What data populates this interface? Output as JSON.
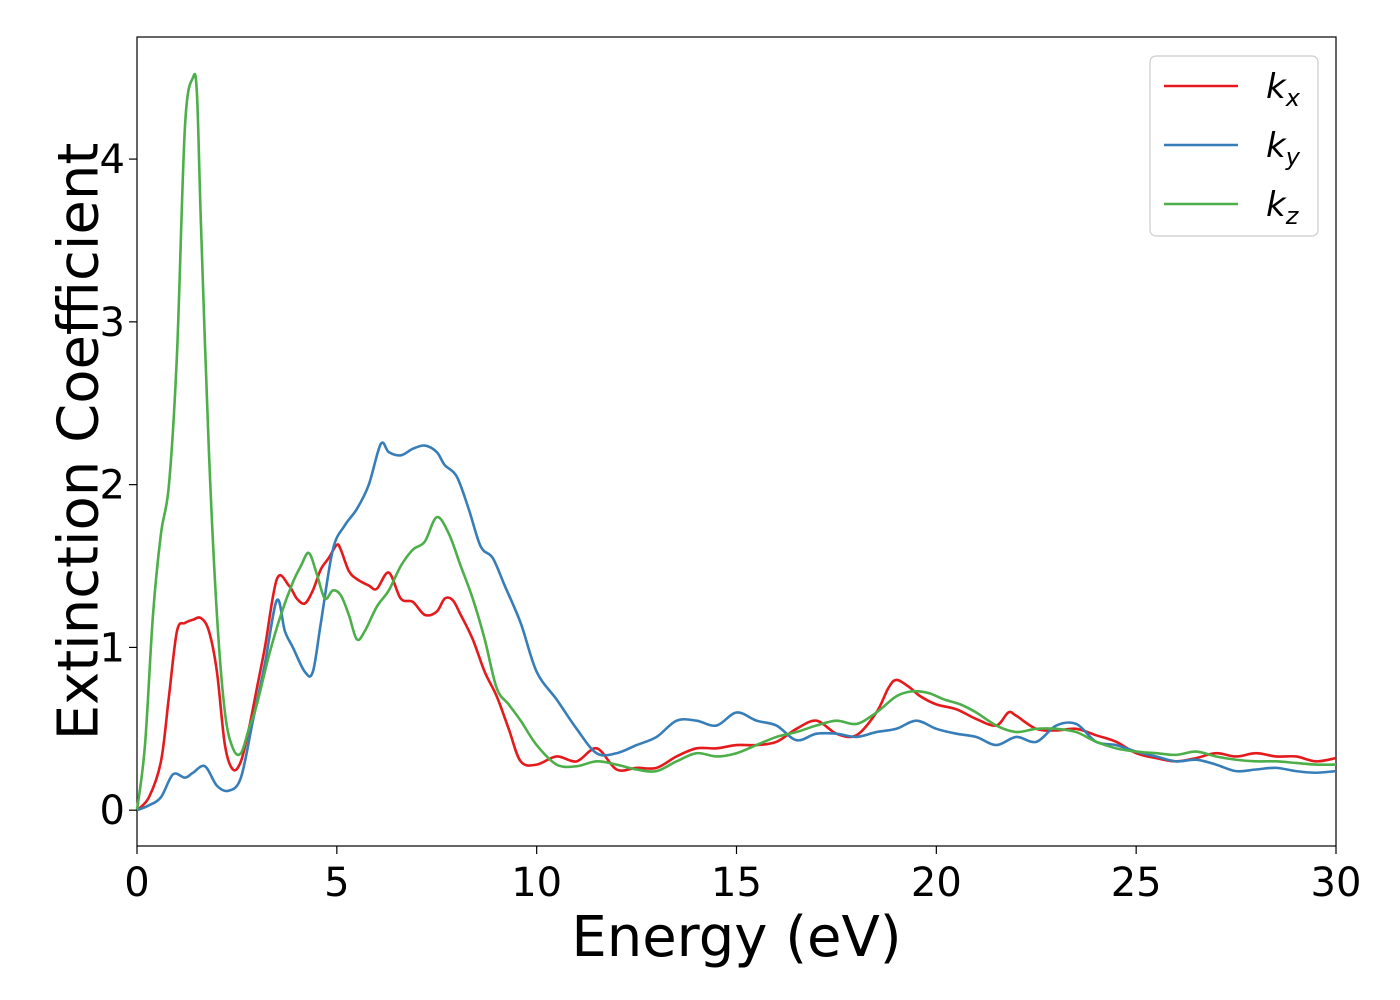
{
  "chart_data": {
    "type": "line",
    "title": "",
    "xlabel": "Energy (eV)",
    "ylabel": "Extinction Coefficient",
    "xlim": [
      0,
      30
    ],
    "ylim": [
      -0.22,
      4.75
    ],
    "xticks": [
      0,
      5,
      10,
      15,
      20,
      25,
      30
    ],
    "yticks": [
      0,
      1,
      2,
      3,
      4
    ],
    "grid": false,
    "legend_position": "top-right",
    "series": [
      {
        "name": "k",
        "subscript": "x",
        "color": "#e41a1c",
        "x": [
          0,
          0.3,
          0.6,
          0.8,
          1.0,
          1.2,
          1.4,
          1.6,
          1.8,
          2.0,
          2.2,
          2.4,
          2.6,
          2.8,
          3.0,
          3.2,
          3.5,
          3.8,
          4.0,
          4.2,
          4.4,
          4.6,
          4.8,
          5.0,
          5.1,
          5.3,
          5.5,
          5.8,
          6.0,
          6.3,
          6.6,
          6.9,
          7.2,
          7.5,
          7.7,
          7.9,
          8.1,
          8.4,
          8.7,
          9.0,
          9.3,
          9.6,
          10.0,
          10.5,
          11.0,
          11.5,
          12.0,
          12.5,
          13.0,
          13.5,
          14.0,
          14.5,
          15.0,
          15.5,
          16.0,
          16.5,
          17.0,
          17.5,
          18.0,
          18.5,
          18.8,
          19.0,
          19.3,
          19.6,
          20.0,
          20.5,
          21.0,
          21.5,
          21.8,
          22.0,
          22.5,
          23.0,
          23.5,
          24.0,
          24.5,
          25.0,
          25.5,
          26.0,
          26.5,
          27.0,
          27.5,
          28.0,
          28.5,
          29.0,
          29.5,
          30.0
        ],
        "y": [
          0.0,
          0.08,
          0.3,
          0.7,
          1.1,
          1.15,
          1.17,
          1.18,
          1.1,
          0.85,
          0.4,
          0.25,
          0.3,
          0.5,
          0.75,
          1.0,
          1.42,
          1.38,
          1.3,
          1.27,
          1.35,
          1.48,
          1.55,
          1.63,
          1.6,
          1.47,
          1.42,
          1.38,
          1.36,
          1.46,
          1.3,
          1.28,
          1.2,
          1.22,
          1.3,
          1.29,
          1.2,
          1.05,
          0.85,
          0.7,
          0.5,
          0.3,
          0.28,
          0.33,
          0.3,
          0.38,
          0.25,
          0.26,
          0.26,
          0.33,
          0.38,
          0.38,
          0.4,
          0.4,
          0.42,
          0.5,
          0.55,
          0.47,
          0.46,
          0.6,
          0.75,
          0.8,
          0.76,
          0.7,
          0.65,
          0.62,
          0.56,
          0.52,
          0.6,
          0.58,
          0.5,
          0.49,
          0.5,
          0.46,
          0.42,
          0.35,
          0.32,
          0.3,
          0.32,
          0.35,
          0.33,
          0.35,
          0.33,
          0.33,
          0.3,
          0.32
        ]
      },
      {
        "name": "k",
        "subscript": "y",
        "color": "#377eb8",
        "x": [
          0,
          0.3,
          0.6,
          0.9,
          1.2,
          1.4,
          1.7,
          2.0,
          2.3,
          2.6,
          2.9,
          3.2,
          3.5,
          3.7,
          3.9,
          4.2,
          4.4,
          4.6,
          4.9,
          5.2,
          5.5,
          5.8,
          6.1,
          6.3,
          6.6,
          6.9,
          7.2,
          7.5,
          7.7,
          8.0,
          8.3,
          8.6,
          8.9,
          9.2,
          9.6,
          10.0,
          10.5,
          11.0,
          11.5,
          12.0,
          12.5,
          13.0,
          13.5,
          14.0,
          14.5,
          15.0,
          15.5,
          16.0,
          16.5,
          17.0,
          17.5,
          18.0,
          18.5,
          19.0,
          19.5,
          20.0,
          20.5,
          21.0,
          21.5,
          22.0,
          22.5,
          23.0,
          23.5,
          24.0,
          24.5,
          25.0,
          25.5,
          26.0,
          26.5,
          27.0,
          27.5,
          28.0,
          28.5,
          29.0,
          29.5,
          30.0
        ],
        "y": [
          0.0,
          0.03,
          0.08,
          0.22,
          0.2,
          0.23,
          0.27,
          0.15,
          0.12,
          0.2,
          0.55,
          0.9,
          1.29,
          1.1,
          1.0,
          0.85,
          0.85,
          1.15,
          1.6,
          1.75,
          1.85,
          2.0,
          2.25,
          2.2,
          2.18,
          2.22,
          2.24,
          2.2,
          2.12,
          2.05,
          1.85,
          1.62,
          1.55,
          1.38,
          1.15,
          0.85,
          0.68,
          0.5,
          0.35,
          0.35,
          0.4,
          0.45,
          0.55,
          0.55,
          0.52,
          0.6,
          0.55,
          0.52,
          0.43,
          0.47,
          0.47,
          0.45,
          0.48,
          0.5,
          0.55,
          0.5,
          0.47,
          0.45,
          0.4,
          0.45,
          0.42,
          0.52,
          0.53,
          0.42,
          0.4,
          0.36,
          0.33,
          0.3,
          0.31,
          0.28,
          0.24,
          0.25,
          0.26,
          0.24,
          0.23,
          0.24
        ]
      },
      {
        "name": "k",
        "subscript": "z",
        "color": "#4daf4a",
        "x": [
          0,
          0.2,
          0.4,
          0.6,
          0.8,
          1.0,
          1.2,
          1.4,
          1.5,
          1.6,
          1.8,
          2.0,
          2.2,
          2.4,
          2.6,
          2.8,
          3.0,
          3.3,
          3.6,
          3.9,
          4.1,
          4.3,
          4.5,
          4.7,
          4.9,
          5.1,
          5.3,
          5.5,
          5.7,
          6.0,
          6.3,
          6.6,
          6.9,
          7.2,
          7.5,
          7.8,
          8.1,
          8.4,
          8.7,
          9.0,
          9.3,
          9.6,
          10.0,
          10.5,
          11.0,
          11.5,
          12.0,
          12.5,
          13.0,
          13.5,
          14.0,
          14.5,
          15.0,
          15.5,
          16.0,
          16.5,
          17.0,
          17.5,
          18.0,
          18.5,
          19.0,
          19.4,
          19.8,
          20.2,
          20.6,
          21.0,
          21.5,
          22.0,
          22.5,
          23.0,
          23.5,
          24.0,
          24.5,
          25.0,
          25.5,
          26.0,
          26.5,
          27.0,
          27.5,
          28.0,
          28.5,
          29.0,
          29.5,
          30.0
        ],
        "y": [
          0.0,
          0.4,
          1.2,
          1.7,
          2.0,
          2.8,
          4.2,
          4.5,
          4.4,
          3.6,
          2.2,
          1.2,
          0.6,
          0.38,
          0.35,
          0.5,
          0.65,
          0.95,
          1.2,
          1.4,
          1.5,
          1.58,
          1.45,
          1.3,
          1.35,
          1.32,
          1.2,
          1.05,
          1.1,
          1.25,
          1.35,
          1.5,
          1.6,
          1.65,
          1.8,
          1.7,
          1.5,
          1.3,
          1.05,
          0.75,
          0.65,
          0.55,
          0.4,
          0.28,
          0.27,
          0.3,
          0.28,
          0.25,
          0.24,
          0.3,
          0.35,
          0.33,
          0.35,
          0.4,
          0.45,
          0.48,
          0.52,
          0.55,
          0.53,
          0.6,
          0.7,
          0.73,
          0.72,
          0.68,
          0.65,
          0.6,
          0.52,
          0.48,
          0.5,
          0.5,
          0.48,
          0.42,
          0.38,
          0.36,
          0.35,
          0.34,
          0.36,
          0.33,
          0.31,
          0.3,
          0.3,
          0.29,
          0.28,
          0.28
        ]
      }
    ]
  }
}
---*---
### Short problem:
Exclude the pictures and transcribe all of the entries exactly.

### Output for this exercise:
What data populates this interface? Output as JSON.
{
  "chart_data": {
    "type": "line",
    "title": "",
    "xlabel": "Energy (eV)",
    "ylabel": "Extinction Coefficient",
    "xlim": [
      0,
      30
    ],
    "ylim": [
      -0.22,
      4.75
    ],
    "xticks": [
      0,
      5,
      10,
      15,
      20,
      25,
      30
    ],
    "yticks": [
      0,
      1,
      2,
      3,
      4
    ],
    "grid": false,
    "legend_position": "top-right",
    "series": [
      {
        "name": "k",
        "subscript": "x",
        "color": "#e41a1c",
        "x": [
          0,
          0.3,
          0.6,
          0.8,
          1.0,
          1.2,
          1.4,
          1.6,
          1.8,
          2.0,
          2.2,
          2.4,
          2.6,
          2.8,
          3.0,
          3.2,
          3.5,
          3.8,
          4.0,
          4.2,
          4.4,
          4.6,
          4.8,
          5.0,
          5.1,
          5.3,
          5.5,
          5.8,
          6.0,
          6.3,
          6.6,
          6.9,
          7.2,
          7.5,
          7.7,
          7.9,
          8.1,
          8.4,
          8.7,
          9.0,
          9.3,
          9.6,
          10.0,
          10.5,
          11.0,
          11.5,
          12.0,
          12.5,
          13.0,
          13.5,
          14.0,
          14.5,
          15.0,
          15.5,
          16.0,
          16.5,
          17.0,
          17.5,
          18.0,
          18.5,
          18.8,
          19.0,
          19.3,
          19.6,
          20.0,
          20.5,
          21.0,
          21.5,
          21.8,
          22.0,
          22.5,
          23.0,
          23.5,
          24.0,
          24.5,
          25.0,
          25.5,
          26.0,
          26.5,
          27.0,
          27.5,
          28.0,
          28.5,
          29.0,
          29.5,
          30.0
        ],
        "y": [
          0.0,
          0.08,
          0.3,
          0.7,
          1.1,
          1.15,
          1.17,
          1.18,
          1.1,
          0.85,
          0.4,
          0.25,
          0.3,
          0.5,
          0.75,
          1.0,
          1.42,
          1.38,
          1.3,
          1.27,
          1.35,
          1.48,
          1.55,
          1.63,
          1.6,
          1.47,
          1.42,
          1.38,
          1.36,
          1.46,
          1.3,
          1.28,
          1.2,
          1.22,
          1.3,
          1.29,
          1.2,
          1.05,
          0.85,
          0.7,
          0.5,
          0.3,
          0.28,
          0.33,
          0.3,
          0.38,
          0.25,
          0.26,
          0.26,
          0.33,
          0.38,
          0.38,
          0.4,
          0.4,
          0.42,
          0.5,
          0.55,
          0.47,
          0.46,
          0.6,
          0.75,
          0.8,
          0.76,
          0.7,
          0.65,
          0.62,
          0.56,
          0.52,
          0.6,
          0.58,
          0.5,
          0.49,
          0.5,
          0.46,
          0.42,
          0.35,
          0.32,
          0.3,
          0.32,
          0.35,
          0.33,
          0.35,
          0.33,
          0.33,
          0.3,
          0.32
        ]
      },
      {
        "name": "k",
        "subscript": "y",
        "color": "#377eb8",
        "x": [
          0,
          0.3,
          0.6,
          0.9,
          1.2,
          1.4,
          1.7,
          2.0,
          2.3,
          2.6,
          2.9,
          3.2,
          3.5,
          3.7,
          3.9,
          4.2,
          4.4,
          4.6,
          4.9,
          5.2,
          5.5,
          5.8,
          6.1,
          6.3,
          6.6,
          6.9,
          7.2,
          7.5,
          7.7,
          8.0,
          8.3,
          8.6,
          8.9,
          9.2,
          9.6,
          10.0,
          10.5,
          11.0,
          11.5,
          12.0,
          12.5,
          13.0,
          13.5,
          14.0,
          14.5,
          15.0,
          15.5,
          16.0,
          16.5,
          17.0,
          17.5,
          18.0,
          18.5,
          19.0,
          19.5,
          20.0,
          20.5,
          21.0,
          21.5,
          22.0,
          22.5,
          23.0,
          23.5,
          24.0,
          24.5,
          25.0,
          25.5,
          26.0,
          26.5,
          27.0,
          27.5,
          28.0,
          28.5,
          29.0,
          29.5,
          30.0
        ],
        "y": [
          0.0,
          0.03,
          0.08,
          0.22,
          0.2,
          0.23,
          0.27,
          0.15,
          0.12,
          0.2,
          0.55,
          0.9,
          1.29,
          1.1,
          1.0,
          0.85,
          0.85,
          1.15,
          1.6,
          1.75,
          1.85,
          2.0,
          2.25,
          2.2,
          2.18,
          2.22,
          2.24,
          2.2,
          2.12,
          2.05,
          1.85,
          1.62,
          1.55,
          1.38,
          1.15,
          0.85,
          0.68,
          0.5,
          0.35,
          0.35,
          0.4,
          0.45,
          0.55,
          0.55,
          0.52,
          0.6,
          0.55,
          0.52,
          0.43,
          0.47,
          0.47,
          0.45,
          0.48,
          0.5,
          0.55,
          0.5,
          0.47,
          0.45,
          0.4,
          0.45,
          0.42,
          0.52,
          0.53,
          0.42,
          0.4,
          0.36,
          0.33,
          0.3,
          0.31,
          0.28,
          0.24,
          0.25,
          0.26,
          0.24,
          0.23,
          0.24
        ]
      },
      {
        "name": "k",
        "subscript": "z",
        "color": "#4daf4a",
        "x": [
          0,
          0.2,
          0.4,
          0.6,
          0.8,
          1.0,
          1.2,
          1.4,
          1.5,
          1.6,
          1.8,
          2.0,
          2.2,
          2.4,
          2.6,
          2.8,
          3.0,
          3.3,
          3.6,
          3.9,
          4.1,
          4.3,
          4.5,
          4.7,
          4.9,
          5.1,
          5.3,
          5.5,
          5.7,
          6.0,
          6.3,
          6.6,
          6.9,
          7.2,
          7.5,
          7.8,
          8.1,
          8.4,
          8.7,
          9.0,
          9.3,
          9.6,
          10.0,
          10.5,
          11.0,
          11.5,
          12.0,
          12.5,
          13.0,
          13.5,
          14.0,
          14.5,
          15.0,
          15.5,
          16.0,
          16.5,
          17.0,
          17.5,
          18.0,
          18.5,
          19.0,
          19.4,
          19.8,
          20.2,
          20.6,
          21.0,
          21.5,
          22.0,
          22.5,
          23.0,
          23.5,
          24.0,
          24.5,
          25.0,
          25.5,
          26.0,
          26.5,
          27.0,
          27.5,
          28.0,
          28.5,
          29.0,
          29.5,
          30.0
        ],
        "y": [
          0.0,
          0.4,
          1.2,
          1.7,
          2.0,
          2.8,
          4.2,
          4.5,
          4.4,
          3.6,
          2.2,
          1.2,
          0.6,
          0.38,
          0.35,
          0.5,
          0.65,
          0.95,
          1.2,
          1.4,
          1.5,
          1.58,
          1.45,
          1.3,
          1.35,
          1.32,
          1.2,
          1.05,
          1.1,
          1.25,
          1.35,
          1.5,
          1.6,
          1.65,
          1.8,
          1.7,
          1.5,
          1.3,
          1.05,
          0.75,
          0.65,
          0.55,
          0.4,
          0.28,
          0.27,
          0.3,
          0.28,
          0.25,
          0.24,
          0.3,
          0.35,
          0.33,
          0.35,
          0.4,
          0.45,
          0.48,
          0.52,
          0.55,
          0.53,
          0.6,
          0.7,
          0.73,
          0.72,
          0.68,
          0.65,
          0.6,
          0.52,
          0.48,
          0.5,
          0.5,
          0.48,
          0.42,
          0.38,
          0.36,
          0.35,
          0.34,
          0.36,
          0.33,
          0.31,
          0.3,
          0.3,
          0.29,
          0.28,
          0.28
        ]
      }
    ]
  }
}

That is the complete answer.